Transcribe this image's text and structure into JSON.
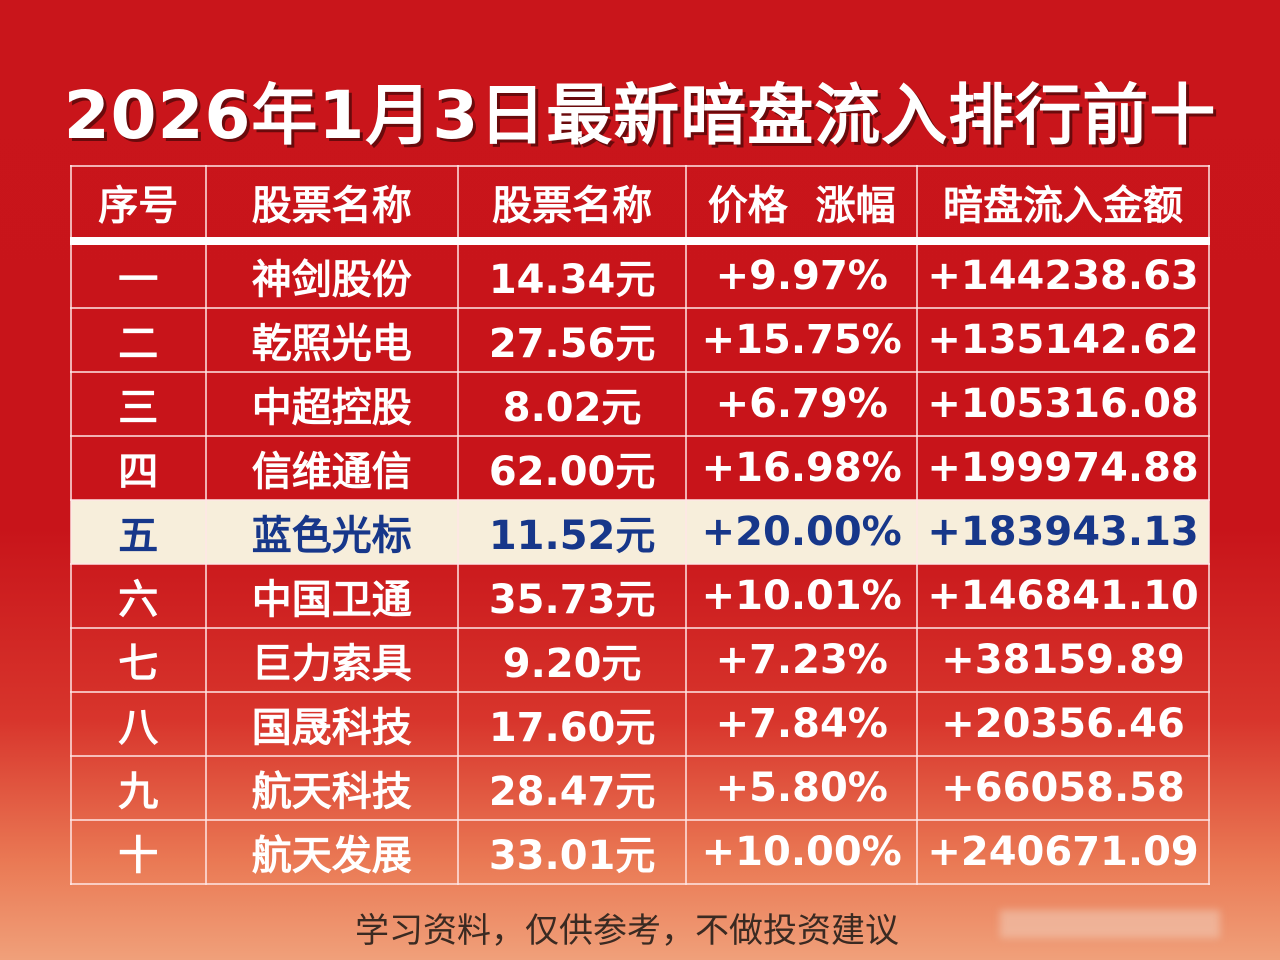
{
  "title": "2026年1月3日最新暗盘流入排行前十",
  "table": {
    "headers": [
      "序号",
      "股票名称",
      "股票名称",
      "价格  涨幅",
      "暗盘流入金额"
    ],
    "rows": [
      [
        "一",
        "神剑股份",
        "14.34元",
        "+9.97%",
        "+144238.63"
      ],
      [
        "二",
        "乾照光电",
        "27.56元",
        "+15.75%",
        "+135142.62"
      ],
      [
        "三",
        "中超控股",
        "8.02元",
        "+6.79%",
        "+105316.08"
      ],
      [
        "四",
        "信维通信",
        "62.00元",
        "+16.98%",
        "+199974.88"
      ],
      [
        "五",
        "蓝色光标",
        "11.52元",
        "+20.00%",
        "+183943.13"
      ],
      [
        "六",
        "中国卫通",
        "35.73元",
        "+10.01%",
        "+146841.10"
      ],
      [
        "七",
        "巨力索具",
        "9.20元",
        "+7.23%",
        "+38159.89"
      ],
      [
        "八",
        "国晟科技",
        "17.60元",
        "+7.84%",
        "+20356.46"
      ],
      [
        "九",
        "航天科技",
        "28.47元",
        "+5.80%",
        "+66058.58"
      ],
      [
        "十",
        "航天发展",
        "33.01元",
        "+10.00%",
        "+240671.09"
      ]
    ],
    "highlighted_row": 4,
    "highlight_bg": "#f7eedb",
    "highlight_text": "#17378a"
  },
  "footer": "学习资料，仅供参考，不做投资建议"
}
★ ★ ★
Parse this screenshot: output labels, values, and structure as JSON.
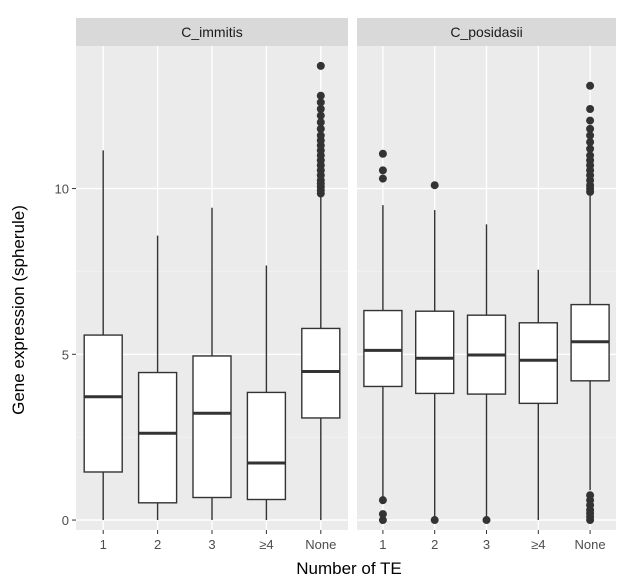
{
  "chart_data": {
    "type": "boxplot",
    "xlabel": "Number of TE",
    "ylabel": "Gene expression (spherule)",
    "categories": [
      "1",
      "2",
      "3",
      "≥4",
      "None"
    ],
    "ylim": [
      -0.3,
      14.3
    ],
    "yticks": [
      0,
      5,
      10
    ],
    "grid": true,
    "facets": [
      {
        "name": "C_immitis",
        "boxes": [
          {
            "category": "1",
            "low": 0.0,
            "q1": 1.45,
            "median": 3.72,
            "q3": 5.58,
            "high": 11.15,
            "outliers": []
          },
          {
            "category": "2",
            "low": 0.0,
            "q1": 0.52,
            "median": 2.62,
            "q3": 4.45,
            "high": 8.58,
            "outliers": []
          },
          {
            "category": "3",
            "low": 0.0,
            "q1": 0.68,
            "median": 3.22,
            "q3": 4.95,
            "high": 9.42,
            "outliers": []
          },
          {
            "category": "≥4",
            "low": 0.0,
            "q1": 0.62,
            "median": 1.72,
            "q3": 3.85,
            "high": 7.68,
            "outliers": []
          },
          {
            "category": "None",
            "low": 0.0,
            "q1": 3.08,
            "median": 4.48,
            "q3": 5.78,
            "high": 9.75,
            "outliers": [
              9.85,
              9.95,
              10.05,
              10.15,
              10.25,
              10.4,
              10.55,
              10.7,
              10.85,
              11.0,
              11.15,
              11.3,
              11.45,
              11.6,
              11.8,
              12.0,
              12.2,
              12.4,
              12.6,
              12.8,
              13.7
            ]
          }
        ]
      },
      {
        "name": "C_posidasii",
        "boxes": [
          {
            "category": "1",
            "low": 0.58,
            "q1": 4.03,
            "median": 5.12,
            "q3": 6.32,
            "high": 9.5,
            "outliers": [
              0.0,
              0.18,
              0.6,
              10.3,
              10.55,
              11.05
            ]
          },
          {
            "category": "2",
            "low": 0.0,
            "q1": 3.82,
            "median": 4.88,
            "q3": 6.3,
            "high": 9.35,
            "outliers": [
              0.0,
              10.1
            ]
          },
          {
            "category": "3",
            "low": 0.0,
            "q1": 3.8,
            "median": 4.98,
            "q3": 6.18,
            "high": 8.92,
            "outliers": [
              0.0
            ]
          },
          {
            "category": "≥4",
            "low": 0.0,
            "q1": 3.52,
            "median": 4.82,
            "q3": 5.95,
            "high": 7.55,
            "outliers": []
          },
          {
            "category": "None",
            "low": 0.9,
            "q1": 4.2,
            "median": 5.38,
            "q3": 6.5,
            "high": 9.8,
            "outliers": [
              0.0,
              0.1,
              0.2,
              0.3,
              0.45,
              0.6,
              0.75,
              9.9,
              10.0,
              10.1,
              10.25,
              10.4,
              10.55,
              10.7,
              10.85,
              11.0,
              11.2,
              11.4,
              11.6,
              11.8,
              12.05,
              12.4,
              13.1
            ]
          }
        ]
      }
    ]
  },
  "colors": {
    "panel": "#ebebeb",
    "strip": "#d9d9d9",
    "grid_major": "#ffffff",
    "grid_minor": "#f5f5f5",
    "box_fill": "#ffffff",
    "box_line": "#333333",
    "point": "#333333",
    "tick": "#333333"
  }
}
★ ★ ★
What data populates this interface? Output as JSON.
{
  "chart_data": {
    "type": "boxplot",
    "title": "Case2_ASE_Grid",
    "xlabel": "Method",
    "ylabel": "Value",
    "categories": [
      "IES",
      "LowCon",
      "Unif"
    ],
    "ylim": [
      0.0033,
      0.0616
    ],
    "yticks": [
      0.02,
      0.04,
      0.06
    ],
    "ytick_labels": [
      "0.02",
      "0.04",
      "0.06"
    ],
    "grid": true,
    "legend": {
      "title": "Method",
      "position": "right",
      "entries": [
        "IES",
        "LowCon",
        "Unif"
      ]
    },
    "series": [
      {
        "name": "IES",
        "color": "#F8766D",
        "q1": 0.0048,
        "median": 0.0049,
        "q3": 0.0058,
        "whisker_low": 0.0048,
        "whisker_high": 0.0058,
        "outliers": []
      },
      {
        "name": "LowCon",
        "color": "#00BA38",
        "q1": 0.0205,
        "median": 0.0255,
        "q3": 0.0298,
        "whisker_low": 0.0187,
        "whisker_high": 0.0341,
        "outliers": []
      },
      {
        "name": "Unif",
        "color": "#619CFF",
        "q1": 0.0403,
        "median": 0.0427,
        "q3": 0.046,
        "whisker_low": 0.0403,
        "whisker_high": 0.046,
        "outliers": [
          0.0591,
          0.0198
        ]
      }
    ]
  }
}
★ ★ ★
Make a copy of each line that contains the string "this".

Transcribe this image's text and structure into JSON.
Parse this screenshot: output labels, values, and structure as JSON.
What data populates this interface? Output as JSON.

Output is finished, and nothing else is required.